Repeat the material exactly, leaving nothing out.
___ DATASET RECORDS
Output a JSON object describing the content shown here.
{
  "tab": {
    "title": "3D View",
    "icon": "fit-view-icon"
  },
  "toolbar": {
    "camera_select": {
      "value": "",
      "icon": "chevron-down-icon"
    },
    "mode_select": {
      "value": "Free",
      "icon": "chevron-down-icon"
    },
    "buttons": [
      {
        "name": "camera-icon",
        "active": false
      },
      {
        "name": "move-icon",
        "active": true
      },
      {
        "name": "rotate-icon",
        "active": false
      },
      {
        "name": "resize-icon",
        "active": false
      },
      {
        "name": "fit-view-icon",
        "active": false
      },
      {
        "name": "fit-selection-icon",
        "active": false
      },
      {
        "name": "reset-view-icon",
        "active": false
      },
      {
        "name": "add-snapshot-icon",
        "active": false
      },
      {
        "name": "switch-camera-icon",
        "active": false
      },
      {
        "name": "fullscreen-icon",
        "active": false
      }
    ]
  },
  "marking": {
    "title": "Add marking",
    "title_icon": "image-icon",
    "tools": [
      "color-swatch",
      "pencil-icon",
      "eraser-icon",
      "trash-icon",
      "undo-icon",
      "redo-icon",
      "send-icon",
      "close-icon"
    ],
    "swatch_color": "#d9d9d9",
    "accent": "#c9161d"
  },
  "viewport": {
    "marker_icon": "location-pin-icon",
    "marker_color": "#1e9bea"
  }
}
______
# FULL ANSWER
Output a JSON object describing the content shown here.
{
  "tab": {
    "title": "3D View",
    "icon": "fit-view-icon"
  },
  "toolbar": {
    "camera_select": {
      "value": "",
      "icon": "chevron-down-icon"
    },
    "mode_select": {
      "value": "Free",
      "icon": "chevron-down-icon"
    },
    "buttons": [
      {
        "name": "camera-icon",
        "active": false
      },
      {
        "name": "move-icon",
        "active": true
      },
      {
        "name": "rotate-icon",
        "active": false
      },
      {
        "name": "resize-icon",
        "active": false
      },
      {
        "name": "fit-view-icon",
        "active": false
      },
      {
        "name": "fit-selection-icon",
        "active": false
      },
      {
        "name": "reset-view-icon",
        "active": false
      },
      {
        "name": "add-snapshot-icon",
        "active": false
      },
      {
        "name": "switch-camera-icon",
        "active": false
      },
      {
        "name": "fullscreen-icon",
        "active": false
      }
    ]
  },
  "marking": {
    "title": "Add marking",
    "title_icon": "image-icon",
    "tools": [
      "color-swatch",
      "pencil-icon",
      "eraser-icon",
      "trash-icon",
      "undo-icon",
      "redo-icon",
      "send-icon",
      "close-icon"
    ],
    "swatch_color": "#d9d9d9",
    "accent": "#c9161d"
  },
  "viewport": {
    "marker_icon": "location-pin-icon",
    "marker_color": "#1e9bea"
  }
}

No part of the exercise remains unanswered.